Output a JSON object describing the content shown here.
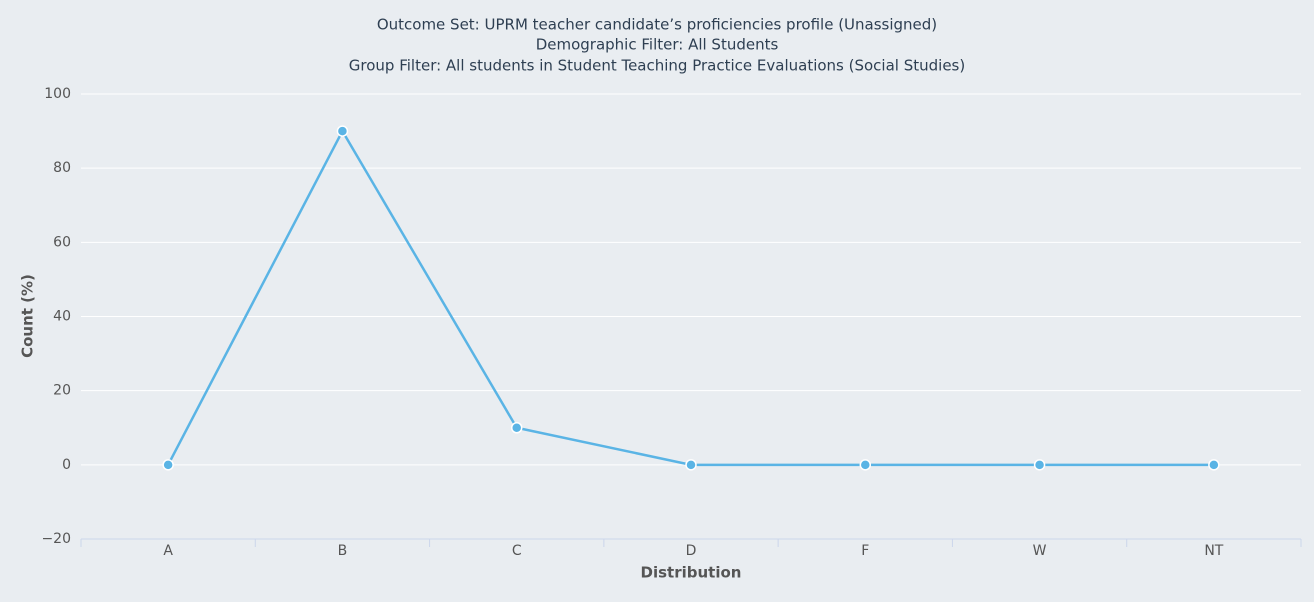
{
  "chart_data": {
    "type": "line",
    "title": [
      "Outcome Set: UPRM teacher candidate’s proficiencies profile (Unassigned)",
      "Demographic Filter: All Students",
      "Group Filter: All students in Student Teaching Practice Evaluations (Social Studies)"
    ],
    "x_label": "Distribution",
    "y_label": "Count (%)",
    "categories": [
      "A",
      "B",
      "C",
      "D",
      "F",
      "W",
      "NT"
    ],
    "series": [
      {
        "color": "#5ab4e5",
        "values": [
          0,
          90,
          10,
          0,
          0,
          0,
          0
        ]
      }
    ],
    "ylim": [
      -20,
      100
    ],
    "yticks": [
      {
        "value": -20,
        "label": "−20"
      },
      0,
      20,
      40,
      60,
      80,
      100
    ],
    "grid": true
  }
}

• • • • •

--- STATED TASK ---
Send back the data above word for word, with the pictures left out.

--- TASK RESULT ---
Output a JSON object describing the content shown here.
{
  "chart_data": {
    "type": "line",
    "title": [
      "Outcome Set: UPRM teacher candidate’s proficiencies profile (Unassigned)",
      "Demographic Filter: All Students",
      "Group Filter: All students in Student Teaching Practice Evaluations (Social Studies)"
    ],
    "x_label": "Distribution",
    "y_label": "Count (%)",
    "categories": [
      "A",
      "B",
      "C",
      "D",
      "F",
      "W",
      "NT"
    ],
    "series": [
      {
        "color": "#5ab4e5",
        "values": [
          0,
          90,
          10,
          0,
          0,
          0,
          0
        ]
      }
    ],
    "ylim": [
      -20,
      100
    ],
    "yticks": [
      {
        "value": -20,
        "label": "−20"
      },
      0,
      20,
      40,
      60,
      80,
      100
    ],
    "grid": true
  }
}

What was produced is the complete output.